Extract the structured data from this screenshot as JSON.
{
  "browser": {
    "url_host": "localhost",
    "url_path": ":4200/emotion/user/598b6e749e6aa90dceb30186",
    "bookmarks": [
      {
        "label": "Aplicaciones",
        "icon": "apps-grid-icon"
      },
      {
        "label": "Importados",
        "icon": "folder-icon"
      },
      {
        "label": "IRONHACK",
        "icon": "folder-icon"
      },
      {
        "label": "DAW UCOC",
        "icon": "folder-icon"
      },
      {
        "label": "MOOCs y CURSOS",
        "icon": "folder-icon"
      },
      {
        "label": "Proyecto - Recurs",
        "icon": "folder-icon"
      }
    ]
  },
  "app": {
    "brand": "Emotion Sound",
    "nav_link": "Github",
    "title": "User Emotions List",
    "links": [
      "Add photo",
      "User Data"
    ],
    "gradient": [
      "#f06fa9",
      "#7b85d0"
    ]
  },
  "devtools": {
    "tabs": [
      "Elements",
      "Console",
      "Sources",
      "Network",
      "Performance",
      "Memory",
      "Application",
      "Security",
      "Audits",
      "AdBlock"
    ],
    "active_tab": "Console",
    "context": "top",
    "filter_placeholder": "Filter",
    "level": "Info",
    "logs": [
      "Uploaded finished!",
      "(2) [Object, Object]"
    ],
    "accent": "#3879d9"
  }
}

→ **WHAT YOU WILL DO**
All of the records must be repeated exactly.

→ **WRITTEN ANSWER**
Extract the structured data from this screenshot as JSON.
{
  "browser": {
    "url_host": "localhost",
    "url_path": ":4200/emotion/user/598b6e749e6aa90dceb30186",
    "bookmarks": [
      {
        "label": "Aplicaciones",
        "icon": "apps-grid-icon"
      },
      {
        "label": "Importados",
        "icon": "folder-icon"
      },
      {
        "label": "IRONHACK",
        "icon": "folder-icon"
      },
      {
        "label": "DAW UCOC",
        "icon": "folder-icon"
      },
      {
        "label": "MOOCs y CURSOS",
        "icon": "folder-icon"
      },
      {
        "label": "Proyecto - Recurs",
        "icon": "folder-icon"
      }
    ]
  },
  "app": {
    "brand": "Emotion Sound",
    "nav_link": "Github",
    "title": "User Emotions List",
    "links": [
      "Add photo",
      "User Data"
    ],
    "gradient": [
      "#f06fa9",
      "#7b85d0"
    ]
  },
  "devtools": {
    "tabs": [
      "Elements",
      "Console",
      "Sources",
      "Network",
      "Performance",
      "Memory",
      "Application",
      "Security",
      "Audits",
      "AdBlock"
    ],
    "active_tab": "Console",
    "context": "top",
    "filter_placeholder": "Filter",
    "level": "Info",
    "logs": [
      "Uploaded finished!",
      "(2) [Object, Object]"
    ],
    "accent": "#3879d9"
  }
}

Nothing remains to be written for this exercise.